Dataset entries
=-=-=
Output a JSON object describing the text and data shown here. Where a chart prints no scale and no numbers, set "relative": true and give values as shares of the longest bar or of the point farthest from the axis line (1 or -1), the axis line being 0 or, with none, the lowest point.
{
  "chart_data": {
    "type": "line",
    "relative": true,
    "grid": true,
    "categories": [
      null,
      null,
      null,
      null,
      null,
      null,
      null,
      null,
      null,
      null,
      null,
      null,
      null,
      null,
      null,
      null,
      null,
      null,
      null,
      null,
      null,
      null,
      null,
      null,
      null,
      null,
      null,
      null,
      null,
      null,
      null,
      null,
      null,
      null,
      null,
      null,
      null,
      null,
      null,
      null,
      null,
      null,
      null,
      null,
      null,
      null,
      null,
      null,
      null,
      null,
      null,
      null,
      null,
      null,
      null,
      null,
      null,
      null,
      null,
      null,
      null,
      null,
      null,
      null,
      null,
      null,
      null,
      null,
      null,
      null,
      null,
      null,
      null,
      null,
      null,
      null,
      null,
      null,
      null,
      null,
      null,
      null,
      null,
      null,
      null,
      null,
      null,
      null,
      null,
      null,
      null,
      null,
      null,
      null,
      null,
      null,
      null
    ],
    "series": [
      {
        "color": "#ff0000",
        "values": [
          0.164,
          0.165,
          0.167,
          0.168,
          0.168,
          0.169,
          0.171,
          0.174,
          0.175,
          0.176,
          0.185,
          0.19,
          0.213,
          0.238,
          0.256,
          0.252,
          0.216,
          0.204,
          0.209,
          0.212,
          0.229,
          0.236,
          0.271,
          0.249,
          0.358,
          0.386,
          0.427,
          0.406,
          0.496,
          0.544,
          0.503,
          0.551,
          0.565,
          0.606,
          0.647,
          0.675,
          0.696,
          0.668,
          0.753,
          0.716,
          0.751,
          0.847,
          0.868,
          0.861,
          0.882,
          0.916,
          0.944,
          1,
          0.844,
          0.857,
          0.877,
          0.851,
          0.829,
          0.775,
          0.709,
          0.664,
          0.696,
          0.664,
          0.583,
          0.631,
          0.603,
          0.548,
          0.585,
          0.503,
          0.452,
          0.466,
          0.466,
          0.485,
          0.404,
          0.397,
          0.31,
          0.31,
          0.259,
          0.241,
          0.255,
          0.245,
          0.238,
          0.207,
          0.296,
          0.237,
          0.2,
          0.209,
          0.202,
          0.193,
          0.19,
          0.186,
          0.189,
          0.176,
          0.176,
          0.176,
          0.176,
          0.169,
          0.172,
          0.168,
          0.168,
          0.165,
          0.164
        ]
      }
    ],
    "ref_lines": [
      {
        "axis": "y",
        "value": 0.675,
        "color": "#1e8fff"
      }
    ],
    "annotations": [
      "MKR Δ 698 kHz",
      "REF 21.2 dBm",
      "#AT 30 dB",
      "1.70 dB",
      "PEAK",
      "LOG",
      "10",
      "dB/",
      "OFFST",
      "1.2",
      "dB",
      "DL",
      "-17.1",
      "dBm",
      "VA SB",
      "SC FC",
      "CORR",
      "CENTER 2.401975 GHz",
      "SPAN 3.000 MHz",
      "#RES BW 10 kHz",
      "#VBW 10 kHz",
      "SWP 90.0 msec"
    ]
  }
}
=-=-=
Written instruction => Extract each record, keeping it identical to the original.

Exercise solution =>
Output a JSON object describing the text and data shown here. Where a chart prints no scale and no numbers, set "relative": true and give values as shares of the longest bar or of the point farthest from the axis line (1 or -1), the axis line being 0 or, with none, the lowest point.
{
  "chart_data": {
    "type": "line",
    "relative": true,
    "grid": true,
    "categories": [
      null,
      null,
      null,
      null,
      null,
      null,
      null,
      null,
      null,
      null,
      null,
      null,
      null,
      null,
      null,
      null,
      null,
      null,
      null,
      null,
      null,
      null,
      null,
      null,
      null,
      null,
      null,
      null,
      null,
      null,
      null,
      null,
      null,
      null,
      null,
      null,
      null,
      null,
      null,
      null,
      null,
      null,
      null,
      null,
      null,
      null,
      null,
      null,
      null,
      null,
      null,
      null,
      null,
      null,
      null,
      null,
      null,
      null,
      null,
      null,
      null,
      null,
      null,
      null,
      null,
      null,
      null,
      null,
      null,
      null,
      null,
      null,
      null,
      null,
      null,
      null,
      null,
      null,
      null,
      null,
      null,
      null,
      null,
      null,
      null,
      null,
      null,
      null,
      null,
      null,
      null,
      null,
      null,
      null,
      null,
      null,
      null
    ],
    "series": [
      {
        "color": "#ff0000",
        "values": [
          0.164,
          0.165,
          0.167,
          0.168,
          0.168,
          0.169,
          0.171,
          0.174,
          0.175,
          0.176,
          0.185,
          0.19,
          0.213,
          0.238,
          0.256,
          0.252,
          0.216,
          0.204,
          0.209,
          0.212,
          0.229,
          0.236,
          0.271,
          0.249,
          0.358,
          0.386,
          0.427,
          0.406,
          0.496,
          0.544,
          0.503,
          0.551,
          0.565,
          0.606,
          0.647,
          0.675,
          0.696,
          0.668,
          0.753,
          0.716,
          0.751,
          0.847,
          0.868,
          0.861,
          0.882,
          0.916,
          0.944,
          1,
          0.844,
          0.857,
          0.877,
          0.851,
          0.829,
          0.775,
          0.709,
          0.664,
          0.696,
          0.664,
          0.583,
          0.631,
          0.603,
          0.548,
          0.585,
          0.503,
          0.452,
          0.466,
          0.466,
          0.485,
          0.404,
          0.397,
          0.31,
          0.31,
          0.259,
          0.241,
          0.255,
          0.245,
          0.238,
          0.207,
          0.296,
          0.237,
          0.2,
          0.209,
          0.202,
          0.193,
          0.19,
          0.186,
          0.189,
          0.176,
          0.176,
          0.176,
          0.176,
          0.169,
          0.172,
          0.168,
          0.168,
          0.165,
          0.164
        ]
      }
    ],
    "ref_lines": [
      {
        "axis": "y",
        "value": 0.675,
        "color": "#1e8fff"
      }
    ],
    "annotations": [
      "MKR Δ 698 kHz",
      "REF 21.2 dBm",
      "#AT 30 dB",
      "1.70 dB",
      "PEAK",
      "LOG",
      "10",
      "dB/",
      "OFFST",
      "1.2",
      "dB",
      "DL",
      "-17.1",
      "dBm",
      "VA SB",
      "SC FC",
      "CORR",
      "CENTER 2.401975 GHz",
      "SPAN 3.000 MHz",
      "#RES BW 10 kHz",
      "#VBW 10 kHz",
      "SWP 90.0 msec"
    ]
  }
}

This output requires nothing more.